Stored data:
********************
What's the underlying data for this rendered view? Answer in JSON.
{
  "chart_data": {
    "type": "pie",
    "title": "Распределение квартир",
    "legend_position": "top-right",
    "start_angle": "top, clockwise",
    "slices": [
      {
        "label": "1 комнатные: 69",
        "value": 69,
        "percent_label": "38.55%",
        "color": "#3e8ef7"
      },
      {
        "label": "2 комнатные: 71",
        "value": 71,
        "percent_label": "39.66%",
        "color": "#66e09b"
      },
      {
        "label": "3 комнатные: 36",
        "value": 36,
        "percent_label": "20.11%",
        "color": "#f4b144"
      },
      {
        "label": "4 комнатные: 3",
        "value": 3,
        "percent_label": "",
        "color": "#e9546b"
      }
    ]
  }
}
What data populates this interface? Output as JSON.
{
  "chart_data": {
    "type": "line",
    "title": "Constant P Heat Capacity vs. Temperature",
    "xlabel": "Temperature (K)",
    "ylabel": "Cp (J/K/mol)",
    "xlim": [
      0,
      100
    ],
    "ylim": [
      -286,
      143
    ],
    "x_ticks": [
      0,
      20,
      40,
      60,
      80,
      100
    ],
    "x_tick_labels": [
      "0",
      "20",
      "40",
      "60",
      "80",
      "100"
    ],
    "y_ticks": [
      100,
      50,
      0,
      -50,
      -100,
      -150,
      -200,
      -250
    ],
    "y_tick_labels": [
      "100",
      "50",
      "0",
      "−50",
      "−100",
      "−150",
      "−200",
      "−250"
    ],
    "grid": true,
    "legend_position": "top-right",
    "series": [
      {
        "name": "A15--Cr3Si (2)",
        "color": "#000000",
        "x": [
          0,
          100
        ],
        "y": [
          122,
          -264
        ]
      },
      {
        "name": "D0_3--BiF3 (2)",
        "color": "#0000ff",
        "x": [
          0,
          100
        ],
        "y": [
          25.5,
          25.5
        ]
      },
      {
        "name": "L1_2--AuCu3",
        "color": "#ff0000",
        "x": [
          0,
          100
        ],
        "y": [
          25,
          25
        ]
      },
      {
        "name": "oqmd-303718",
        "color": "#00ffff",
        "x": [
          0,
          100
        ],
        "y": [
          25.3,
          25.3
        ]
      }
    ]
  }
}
********************
Problem details:
Please output every record, keeping each line exact.

Written answer:
What's the underlying data for this rendered view? Answer in JSON.
{
  "chart_data": {
    "type": "pie",
    "title": "Распределение квартир",
    "legend_position": "top-right",
    "start_angle": "top, clockwise",
    "slices": [
      {
        "label": "1 комнатные: 69",
        "value": 69,
        "percent_label": "38.55%",
        "color": "#3e8ef7"
      },
      {
        "label": "2 комнатные: 71",
        "value": 71,
        "percent_label": "39.66%",
        "color": "#66e09b"
      },
      {
        "label": "3 комнатные: 36",
        "value": 36,
        "percent_label": "20.11%",
        "color": "#f4b144"
      },
      {
        "label": "4 комнатные: 3",
        "value": 3,
        "percent_label": "",
        "color": "#e9546b"
      }
    ]
  }
}
What data populates this interface? Output as JSON.
{
  "chart_data": {
    "type": "line",
    "title": "Constant P Heat Capacity vs. Temperature",
    "xlabel": "Temperature (K)",
    "ylabel": "Cp (J/K/mol)",
    "xlim": [
      0,
      100
    ],
    "ylim": [
      -286,
      143
    ],
    "x_ticks": [
      0,
      20,
      40,
      60,
      80,
      100
    ],
    "x_tick_labels": [
      "0",
      "20",
      "40",
      "60",
      "80",
      "100"
    ],
    "y_ticks": [
      100,
      50,
      0,
      -50,
      -100,
      -150,
      -200,
      -250
    ],
    "y_tick_labels": [
      "100",
      "50",
      "0",
      "−50",
      "−100",
      "−150",
      "−200",
      "−250"
    ],
    "grid": true,
    "legend_position": "top-right",
    "series": [
      {
        "name": "A15--Cr3Si (2)",
        "color": "#000000",
        "x": [
          0,
          100
        ],
        "y": [
          122,
          -264
        ]
      },
      {
        "name": "D0_3--BiF3 (2)",
        "color": "#0000ff",
        "x": [
          0,
          100
        ],
        "y": [
          25.5,
          25.5
        ]
      },
      {
        "name": "L1_2--AuCu3",
        "color": "#ff0000",
        "x": [
          0,
          100
        ],
        "y": [
          25,
          25
        ]
      },
      {
        "name": "oqmd-303718",
        "color": "#00ffff",
        "x": [
          0,
          100
        ],
        "y": [
          25.3,
          25.3
        ]
      }
    ]
  }
}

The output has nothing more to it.